## [INSTRUCTIONS FOR THE TASK]
Check every line below for the word "Plaques" and copy each one that has it.
━━ LISTING ━━
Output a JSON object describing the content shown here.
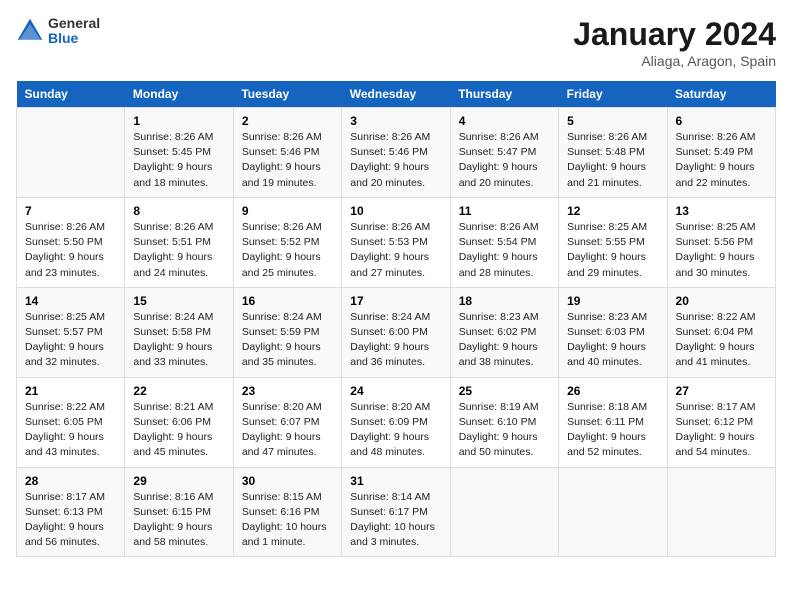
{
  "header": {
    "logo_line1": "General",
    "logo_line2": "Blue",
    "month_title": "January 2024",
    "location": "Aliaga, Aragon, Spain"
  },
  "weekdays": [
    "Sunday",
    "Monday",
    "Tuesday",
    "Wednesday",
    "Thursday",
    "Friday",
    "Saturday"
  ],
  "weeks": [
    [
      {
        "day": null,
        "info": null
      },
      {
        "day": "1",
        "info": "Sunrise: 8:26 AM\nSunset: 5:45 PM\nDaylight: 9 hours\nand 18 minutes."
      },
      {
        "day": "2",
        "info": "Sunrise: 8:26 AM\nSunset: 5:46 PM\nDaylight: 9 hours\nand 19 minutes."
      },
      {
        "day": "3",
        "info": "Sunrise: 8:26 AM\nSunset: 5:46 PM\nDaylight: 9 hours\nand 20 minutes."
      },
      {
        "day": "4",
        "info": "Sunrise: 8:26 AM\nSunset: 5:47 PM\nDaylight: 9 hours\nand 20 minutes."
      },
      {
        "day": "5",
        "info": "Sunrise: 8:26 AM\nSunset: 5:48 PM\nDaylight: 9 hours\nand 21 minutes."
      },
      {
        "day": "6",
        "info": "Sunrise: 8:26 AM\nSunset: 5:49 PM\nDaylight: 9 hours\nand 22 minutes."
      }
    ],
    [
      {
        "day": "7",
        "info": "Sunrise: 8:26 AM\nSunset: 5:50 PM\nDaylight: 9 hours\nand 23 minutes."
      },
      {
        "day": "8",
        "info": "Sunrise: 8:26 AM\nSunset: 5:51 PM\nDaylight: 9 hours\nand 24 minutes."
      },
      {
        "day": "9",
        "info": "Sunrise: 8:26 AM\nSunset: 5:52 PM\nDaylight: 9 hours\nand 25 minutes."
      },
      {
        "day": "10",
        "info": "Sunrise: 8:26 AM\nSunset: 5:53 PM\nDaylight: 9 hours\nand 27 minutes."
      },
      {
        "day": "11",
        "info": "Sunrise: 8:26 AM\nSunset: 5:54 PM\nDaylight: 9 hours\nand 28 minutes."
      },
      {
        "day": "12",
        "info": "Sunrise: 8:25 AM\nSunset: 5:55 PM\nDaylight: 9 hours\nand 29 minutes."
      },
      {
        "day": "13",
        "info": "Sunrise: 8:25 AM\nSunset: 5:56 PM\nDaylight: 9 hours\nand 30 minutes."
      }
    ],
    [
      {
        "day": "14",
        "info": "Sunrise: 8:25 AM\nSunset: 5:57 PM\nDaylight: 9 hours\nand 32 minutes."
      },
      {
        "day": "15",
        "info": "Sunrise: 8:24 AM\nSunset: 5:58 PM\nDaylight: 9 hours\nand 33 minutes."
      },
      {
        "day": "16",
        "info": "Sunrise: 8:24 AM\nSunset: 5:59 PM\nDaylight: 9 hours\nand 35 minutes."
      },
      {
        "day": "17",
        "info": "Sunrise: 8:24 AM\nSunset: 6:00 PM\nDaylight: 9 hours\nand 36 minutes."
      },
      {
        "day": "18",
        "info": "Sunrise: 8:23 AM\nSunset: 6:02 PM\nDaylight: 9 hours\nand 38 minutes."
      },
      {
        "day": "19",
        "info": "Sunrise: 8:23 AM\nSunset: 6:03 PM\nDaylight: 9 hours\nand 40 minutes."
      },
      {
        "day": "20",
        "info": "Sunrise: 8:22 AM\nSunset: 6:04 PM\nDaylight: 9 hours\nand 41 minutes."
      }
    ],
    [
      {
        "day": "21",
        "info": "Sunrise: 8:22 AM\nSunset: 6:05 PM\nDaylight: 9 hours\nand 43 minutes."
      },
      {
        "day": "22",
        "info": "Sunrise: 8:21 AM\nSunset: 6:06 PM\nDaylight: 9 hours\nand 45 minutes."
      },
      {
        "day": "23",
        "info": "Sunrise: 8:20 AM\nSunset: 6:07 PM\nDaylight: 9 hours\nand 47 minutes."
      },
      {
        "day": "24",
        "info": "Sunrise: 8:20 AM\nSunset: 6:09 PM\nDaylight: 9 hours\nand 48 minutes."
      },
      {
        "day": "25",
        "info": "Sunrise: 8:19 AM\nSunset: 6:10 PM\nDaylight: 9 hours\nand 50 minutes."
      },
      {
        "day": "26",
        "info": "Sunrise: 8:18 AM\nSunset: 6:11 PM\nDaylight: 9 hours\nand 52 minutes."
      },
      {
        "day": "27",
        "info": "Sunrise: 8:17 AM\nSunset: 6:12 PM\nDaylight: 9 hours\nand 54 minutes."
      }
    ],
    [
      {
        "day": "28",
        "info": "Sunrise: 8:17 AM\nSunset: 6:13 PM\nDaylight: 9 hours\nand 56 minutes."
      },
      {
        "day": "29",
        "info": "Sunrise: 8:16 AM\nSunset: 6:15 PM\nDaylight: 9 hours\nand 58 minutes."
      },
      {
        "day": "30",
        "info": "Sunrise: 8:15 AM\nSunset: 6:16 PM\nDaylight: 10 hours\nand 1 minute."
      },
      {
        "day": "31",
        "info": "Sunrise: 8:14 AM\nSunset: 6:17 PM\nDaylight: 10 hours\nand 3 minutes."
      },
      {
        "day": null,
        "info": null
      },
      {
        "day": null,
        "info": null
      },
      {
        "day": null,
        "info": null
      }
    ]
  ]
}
━━━
━━ LISTING ━━
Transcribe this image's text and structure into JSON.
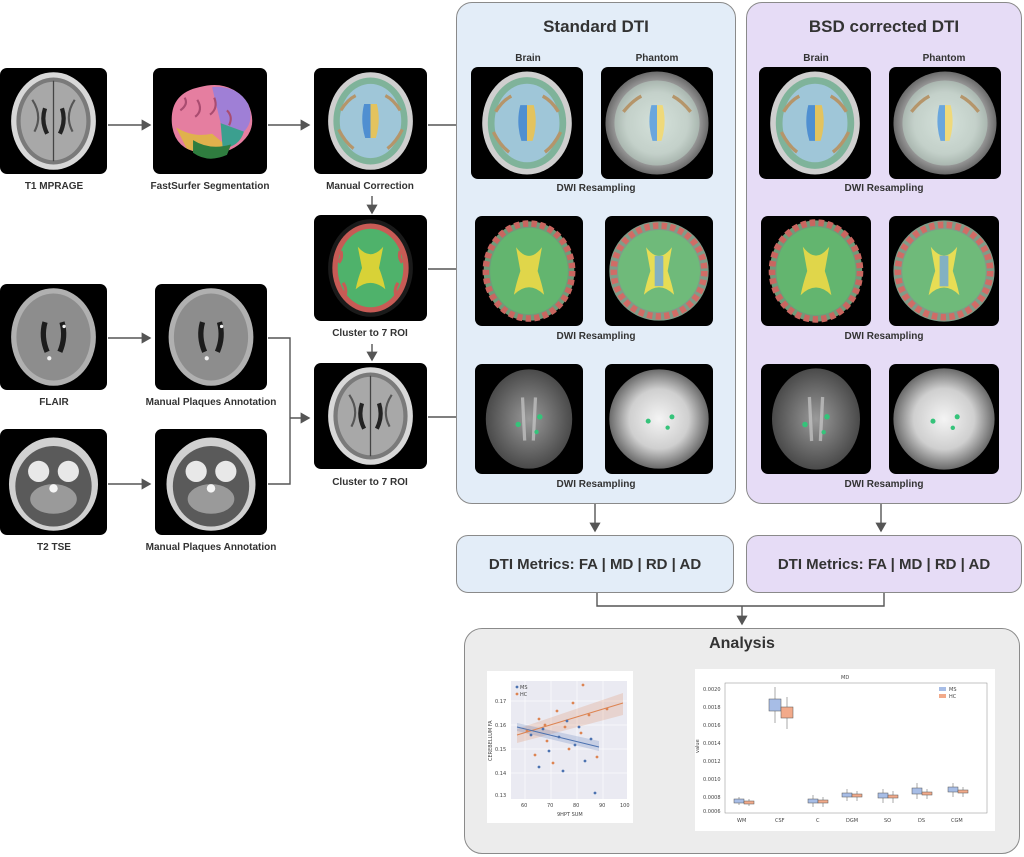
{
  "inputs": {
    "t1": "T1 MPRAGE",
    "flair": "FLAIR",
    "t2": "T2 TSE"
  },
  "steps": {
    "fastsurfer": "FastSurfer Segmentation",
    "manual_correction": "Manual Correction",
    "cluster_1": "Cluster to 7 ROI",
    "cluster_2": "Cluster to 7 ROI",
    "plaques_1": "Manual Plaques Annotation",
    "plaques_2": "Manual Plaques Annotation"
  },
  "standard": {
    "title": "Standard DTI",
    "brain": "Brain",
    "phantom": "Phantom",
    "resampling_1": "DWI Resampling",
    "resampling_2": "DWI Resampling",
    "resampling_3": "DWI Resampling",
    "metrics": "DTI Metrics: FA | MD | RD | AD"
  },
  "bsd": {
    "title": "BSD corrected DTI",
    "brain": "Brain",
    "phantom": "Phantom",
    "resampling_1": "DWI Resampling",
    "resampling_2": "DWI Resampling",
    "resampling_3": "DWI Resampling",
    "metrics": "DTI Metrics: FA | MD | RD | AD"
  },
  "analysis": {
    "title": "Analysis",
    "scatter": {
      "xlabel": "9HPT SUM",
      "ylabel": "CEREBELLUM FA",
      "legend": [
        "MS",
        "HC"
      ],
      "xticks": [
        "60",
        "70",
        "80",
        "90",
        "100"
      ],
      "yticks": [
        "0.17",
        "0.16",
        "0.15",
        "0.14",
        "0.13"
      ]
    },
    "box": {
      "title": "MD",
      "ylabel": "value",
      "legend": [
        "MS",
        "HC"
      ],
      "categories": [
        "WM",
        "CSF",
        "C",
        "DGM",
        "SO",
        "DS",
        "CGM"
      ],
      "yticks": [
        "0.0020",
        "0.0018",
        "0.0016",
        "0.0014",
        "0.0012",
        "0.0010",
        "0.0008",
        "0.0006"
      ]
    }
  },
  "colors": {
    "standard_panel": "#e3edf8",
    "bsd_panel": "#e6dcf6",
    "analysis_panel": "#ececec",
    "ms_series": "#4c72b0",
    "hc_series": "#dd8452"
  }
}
━━━
━━ LISTING ━━
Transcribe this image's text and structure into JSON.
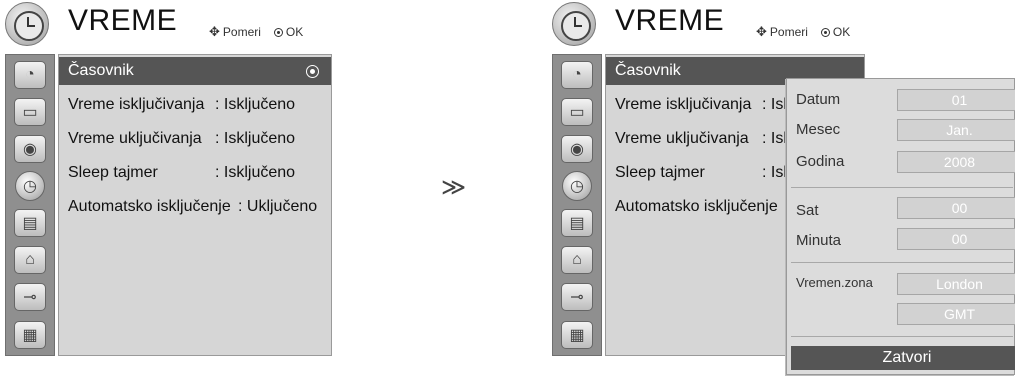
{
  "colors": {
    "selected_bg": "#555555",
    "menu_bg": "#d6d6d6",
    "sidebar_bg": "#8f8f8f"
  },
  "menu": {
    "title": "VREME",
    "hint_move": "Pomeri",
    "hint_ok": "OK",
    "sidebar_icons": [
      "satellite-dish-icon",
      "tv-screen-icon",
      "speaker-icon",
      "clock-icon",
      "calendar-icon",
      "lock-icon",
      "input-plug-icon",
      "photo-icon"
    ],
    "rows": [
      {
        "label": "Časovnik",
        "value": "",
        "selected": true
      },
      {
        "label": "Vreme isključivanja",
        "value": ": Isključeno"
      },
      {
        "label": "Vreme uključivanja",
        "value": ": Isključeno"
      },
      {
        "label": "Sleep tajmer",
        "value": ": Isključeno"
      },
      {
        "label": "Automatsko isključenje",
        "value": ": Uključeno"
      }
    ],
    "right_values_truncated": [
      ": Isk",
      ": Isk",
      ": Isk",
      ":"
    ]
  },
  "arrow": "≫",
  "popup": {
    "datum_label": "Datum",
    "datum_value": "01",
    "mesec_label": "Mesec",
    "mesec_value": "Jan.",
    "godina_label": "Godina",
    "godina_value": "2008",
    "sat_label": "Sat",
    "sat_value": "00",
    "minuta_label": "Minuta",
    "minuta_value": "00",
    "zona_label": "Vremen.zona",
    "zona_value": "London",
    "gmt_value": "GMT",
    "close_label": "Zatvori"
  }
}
━━━
## [WRITTEN ANSWER]
    "plaques_1": "Manual Plaques Annotation",
    "plaques_2": "Manual Plaques Annotation"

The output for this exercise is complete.